EXERCÍCIO PROPOSTO 1:
Responda a estas perguntas sobre a notícia sobre os deputados da Madeira:
(a) A que anos se referem as verbas para a actividade parlamentar?
(b) De que crime estão acusados os deputados?
(c) Que montante, pelo menos, lhes é exigido que devolvam?
EXERCÍCIO PROPOSTO 2: Prossiga a notícia sobre os deputados da Madeira a partir do ponto em que termina.

EXCERTO:
┄┄┄┄┄┄┄┄┄┄
Verbas para a actividade parlamentar em 2006 e 2007 serviram para financiar
todos os partidos
Deputados da Madeira julgados pelo desvio de 6,5 milhões de subvenções
As verbas destinadas em 2006 e 2007 à actividade parlamentar serviram para
financiar todos os partidos, as suas caras campanhas e acções de caridade. O
Ministério Público já requereu o julgamento
Regiões autónomas
Tolentino da Nóbrega
Os líderes dos grupos parlamentares, deputados independentes e
representantes únicos de partidos na Assembleia Legislativa da Madeira serão
julgados pela utilização indevida das subvenções parlamentares realizadas em
2006 e 2007. Estão acusados de alegada prática de crime de peculato por titular
de cargo público, sendo-lhes exigida a devolução de, pelo menos, 6,579 milhões
de euros transferidos para as contas dos respectivos partidos ou para contas
pessoais, e utilizados indevidamente para campanhas eleitorais e outros fins
não previstos.
┄┄┄┄┄┄┄┄┄┄
LINHAS DE DADOS:
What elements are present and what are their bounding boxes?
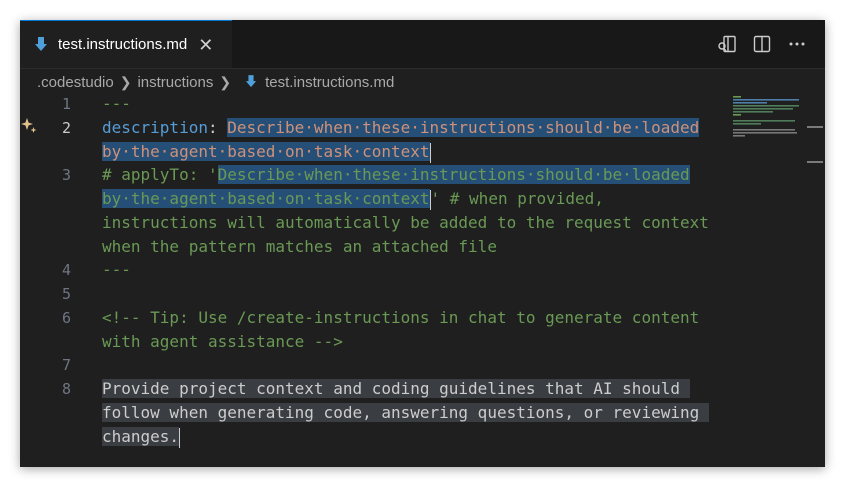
┄┄┄┄┄┄┄┄┄┄
RESPOSTA ESCRITA 1:
(a) 2006 e 2007.
(b) Peculato por titular de cargo público.
(c) 6,579 milhões de euros.

RESPOSTA ESCRITA 2:
O Ministério Público requereu o julgamento dos dois processos instaurados,
mas as datas das audiências não foram ainda agendadas pelo juiz-conselheiro
relator da secção regional do Tribunal de Contas (TdC) na Madeira, confirmou o
PÚ- BLICO junto da Procuradoria-Geral da República (PGR). Os julgamentos de
responsabilidade financeira, sancionatória e reintegratória dizem respeito a
dois processos relativos à utilização das subvenções realizadas pela Assembleia
Legislativa da Madeira em 2006 e 2007.
Os requerimentos de procedimento jurisdicional foram dos últimos despachos
exarados pelo procurador-geral adjunto junto da TdC na Madeira, Varela Martins,
publicamente censurado pelo juizconselheiro desta secção João Aveiro Pereira por
não levar a julgamento o presidente e membros do governo regional aos quais
eram imputadas responsabilidades na ocultação de dívidas. Acusado de favorecer
o executivo de Alberto João Jardim, o magistrado pediu transferência para a
Procuradoria Distrital de Lisboa. Contactado pelo PÚBLICO sobre os processos
das subvenções, Varela Martins invocou o dever de reserva, consagrado no
Estatuto do Ministério Público, para não prestar qualquer esclarecimento.
Remeteu-nos ainda para a PGR.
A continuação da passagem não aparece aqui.